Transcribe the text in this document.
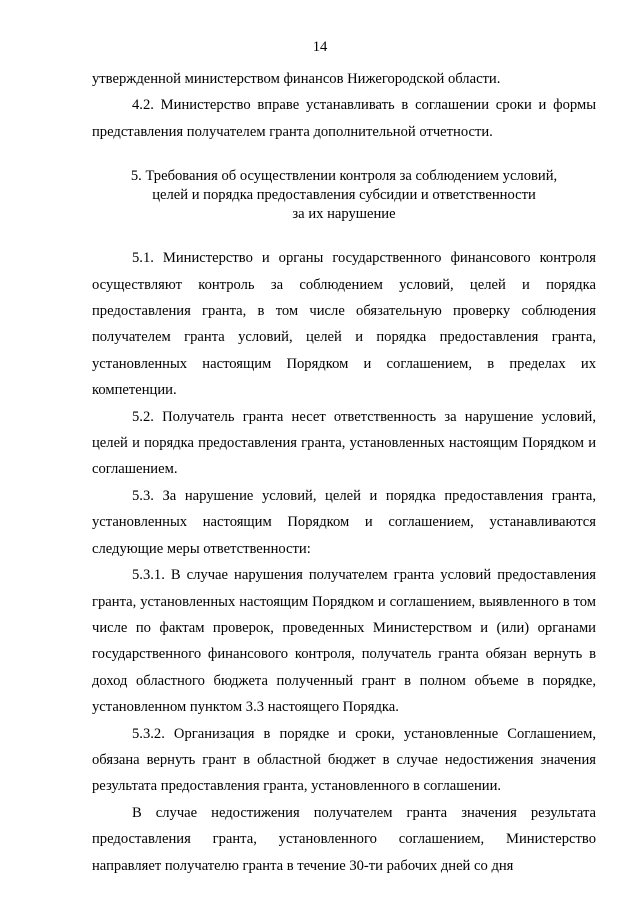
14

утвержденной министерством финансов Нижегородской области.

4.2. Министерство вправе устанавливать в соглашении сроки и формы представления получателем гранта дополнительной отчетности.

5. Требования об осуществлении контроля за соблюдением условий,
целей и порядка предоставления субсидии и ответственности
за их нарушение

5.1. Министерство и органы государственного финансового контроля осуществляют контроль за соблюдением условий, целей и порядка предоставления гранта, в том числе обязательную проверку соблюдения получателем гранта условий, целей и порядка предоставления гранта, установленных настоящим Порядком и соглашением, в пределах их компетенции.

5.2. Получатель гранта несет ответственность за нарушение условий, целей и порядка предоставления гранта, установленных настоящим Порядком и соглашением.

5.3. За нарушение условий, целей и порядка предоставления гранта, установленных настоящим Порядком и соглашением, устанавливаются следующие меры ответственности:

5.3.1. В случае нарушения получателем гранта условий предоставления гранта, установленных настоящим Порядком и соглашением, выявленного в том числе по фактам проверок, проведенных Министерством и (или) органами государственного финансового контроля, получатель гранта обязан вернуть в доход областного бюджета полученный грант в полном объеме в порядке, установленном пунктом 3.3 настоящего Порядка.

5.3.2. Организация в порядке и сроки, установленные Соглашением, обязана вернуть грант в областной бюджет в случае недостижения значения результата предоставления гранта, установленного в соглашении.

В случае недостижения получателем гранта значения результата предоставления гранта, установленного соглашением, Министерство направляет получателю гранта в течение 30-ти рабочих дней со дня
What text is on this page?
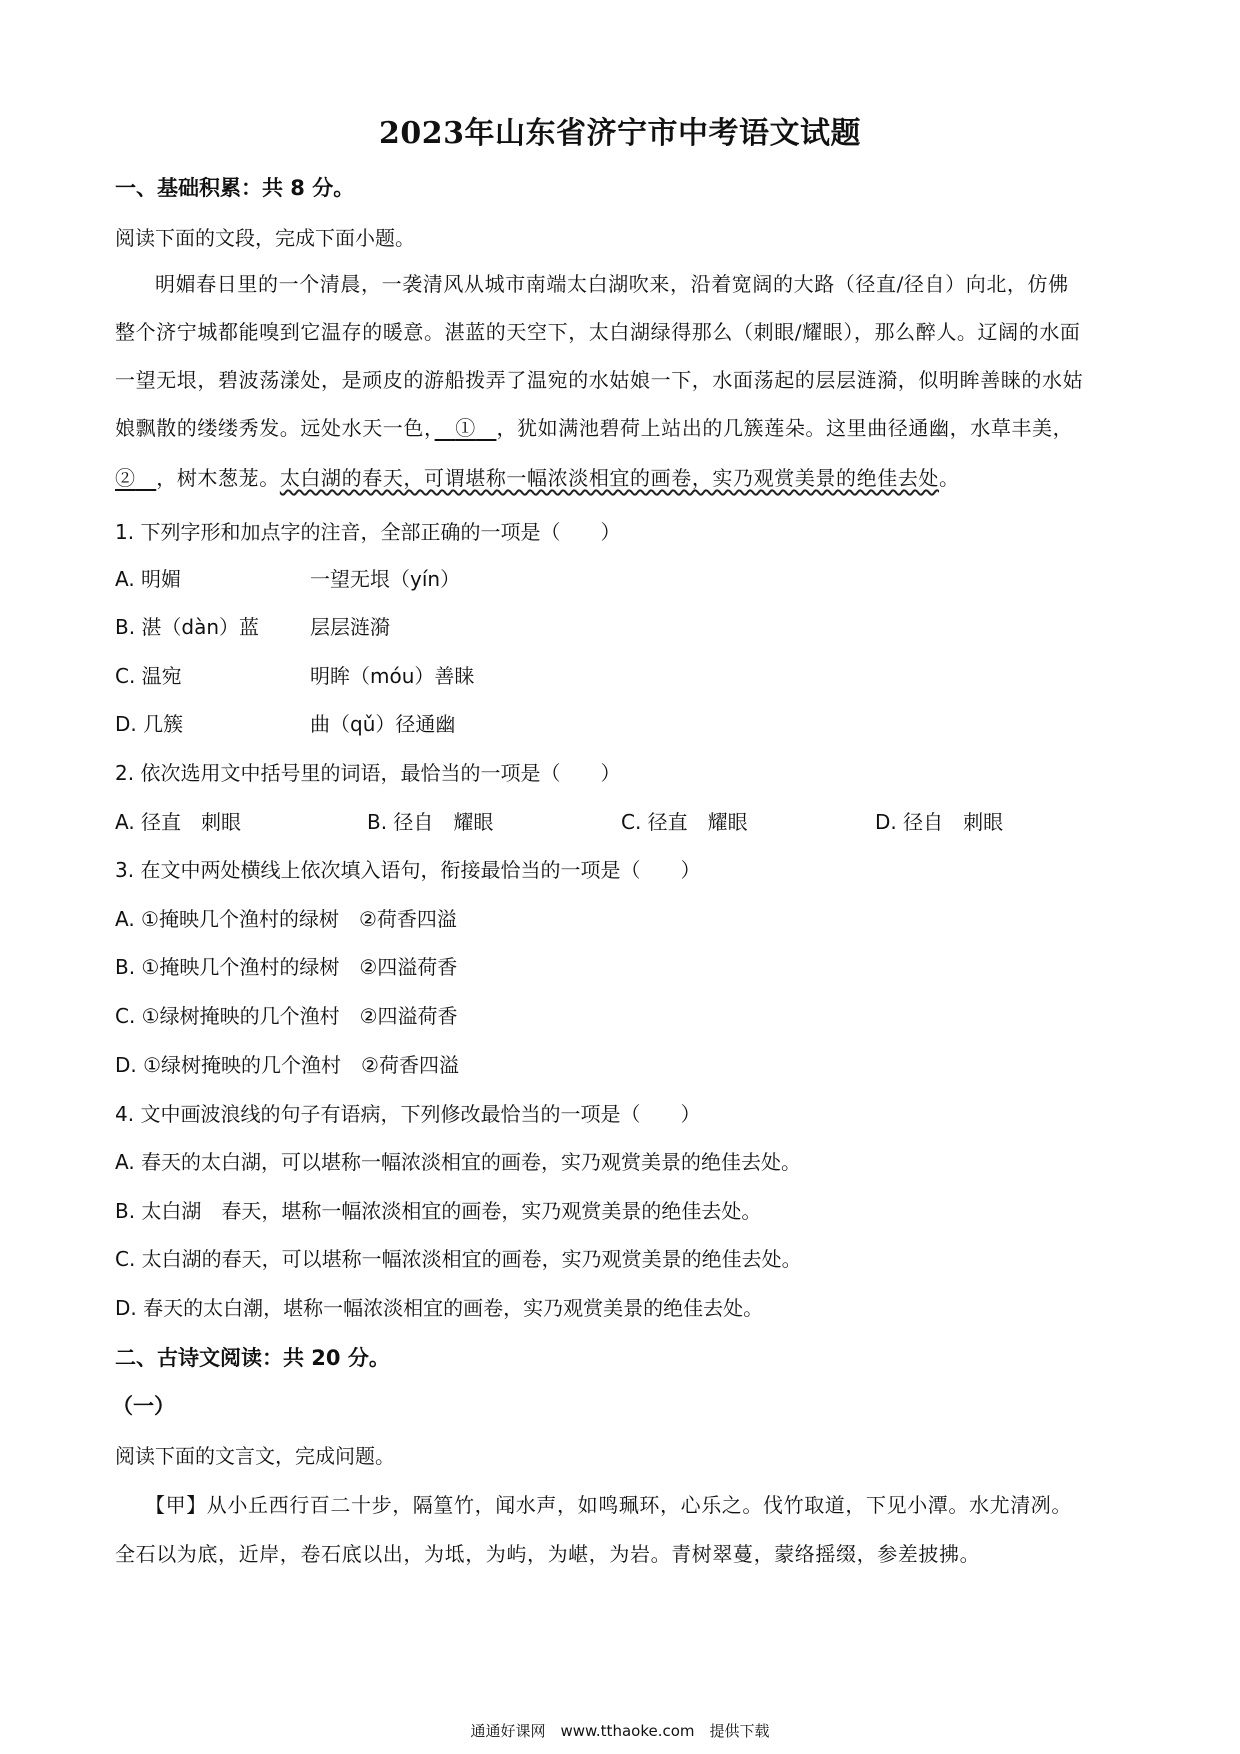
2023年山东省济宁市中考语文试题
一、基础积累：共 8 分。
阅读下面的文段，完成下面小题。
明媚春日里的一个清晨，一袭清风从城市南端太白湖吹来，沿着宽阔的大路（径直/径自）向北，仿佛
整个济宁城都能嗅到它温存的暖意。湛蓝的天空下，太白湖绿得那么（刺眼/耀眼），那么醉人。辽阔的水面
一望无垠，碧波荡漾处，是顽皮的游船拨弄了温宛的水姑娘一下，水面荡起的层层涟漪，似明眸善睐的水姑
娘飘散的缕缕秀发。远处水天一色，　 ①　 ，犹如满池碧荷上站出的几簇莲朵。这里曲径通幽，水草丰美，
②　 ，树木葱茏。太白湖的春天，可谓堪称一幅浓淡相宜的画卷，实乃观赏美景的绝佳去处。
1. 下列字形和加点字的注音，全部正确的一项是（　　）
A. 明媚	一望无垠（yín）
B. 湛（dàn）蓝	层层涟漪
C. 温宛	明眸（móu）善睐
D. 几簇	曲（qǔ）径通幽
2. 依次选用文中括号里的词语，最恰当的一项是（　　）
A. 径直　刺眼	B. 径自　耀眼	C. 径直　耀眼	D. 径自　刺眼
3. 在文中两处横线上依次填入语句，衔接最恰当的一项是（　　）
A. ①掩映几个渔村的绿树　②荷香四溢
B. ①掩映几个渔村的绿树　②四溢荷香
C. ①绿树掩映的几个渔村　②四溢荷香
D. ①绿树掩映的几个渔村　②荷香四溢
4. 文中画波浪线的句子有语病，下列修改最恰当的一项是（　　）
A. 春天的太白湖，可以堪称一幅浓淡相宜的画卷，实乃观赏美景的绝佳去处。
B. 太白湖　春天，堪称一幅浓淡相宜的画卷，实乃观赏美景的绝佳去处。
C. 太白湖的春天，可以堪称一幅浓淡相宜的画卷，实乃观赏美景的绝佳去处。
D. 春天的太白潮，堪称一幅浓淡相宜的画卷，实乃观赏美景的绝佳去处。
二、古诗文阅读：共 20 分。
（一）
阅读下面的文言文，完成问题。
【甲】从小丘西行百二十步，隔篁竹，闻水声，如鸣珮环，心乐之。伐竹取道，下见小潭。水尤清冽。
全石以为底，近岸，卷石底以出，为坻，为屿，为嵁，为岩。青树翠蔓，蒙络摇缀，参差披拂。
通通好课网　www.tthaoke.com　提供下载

### To be done
Go through the listing above and list every line that has the word "this".

### Worked solution
Transcribe the text in this document.
What text is on this page?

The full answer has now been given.